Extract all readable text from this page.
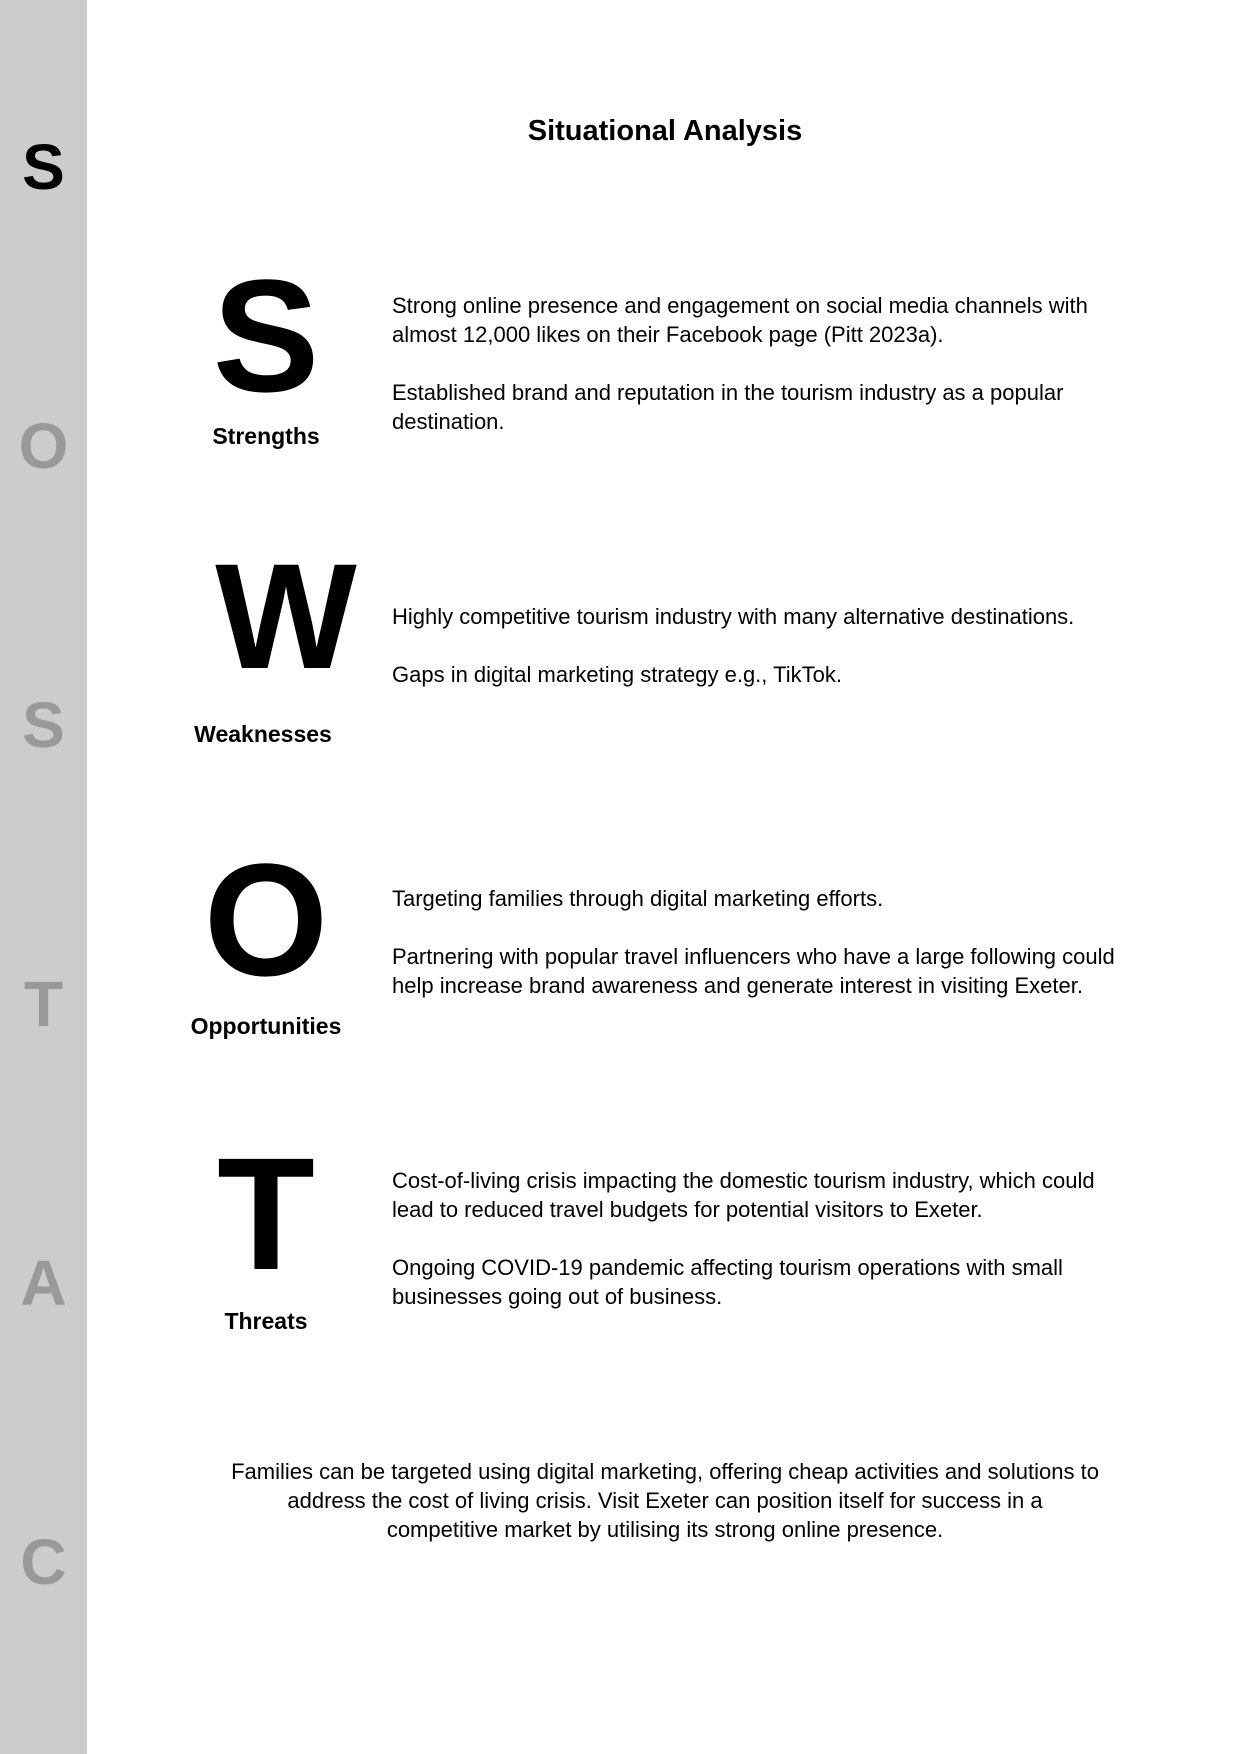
S
O
S
T
A
C
Situational Analysis
S
Strengths

Strong online presence and engagement on social media channels with almost 12,000 likes on their Facebook page (Pitt 2023a).

Established brand and reputation in the tourism industry as a popular destination.

W
Weaknesses

Highly competitive tourism industry with many alternative destinations.

Gaps in digital marketing strategy e.g., TikTok.

O
Opportunities

Targeting families through digital marketing efforts.

Partnering with popular travel influencers who have a large following could help increase brand awareness and generate interest in visiting Exeter.

T
Threats

Cost-of-living crisis impacting the domestic tourism industry, which could lead to reduced travel budgets for potential visitors to Exeter.

Ongoing COVID-19 pandemic affecting tourism operations with small businesses going out of business.

Families can be targeted using digital marketing, offering cheap activities and solutions to address the cost of living crisis. Visit Exeter can position itself for success in a competitive market by utilising its strong online presence.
------------------------------------
- [YOUR INSTRUCTIONS]:
Which lines include "competitive"? Copy each of them out.

- [ANSWER TO THE EXERCISE]:
Highly competitive tourism industry with many alternative destinations.
Families can be targeted using digital marketing, offering cheap activities and solutions to address the cost of living crisis. Visit Exeter can position itself for success in a competitive market by utilising its strong online presence.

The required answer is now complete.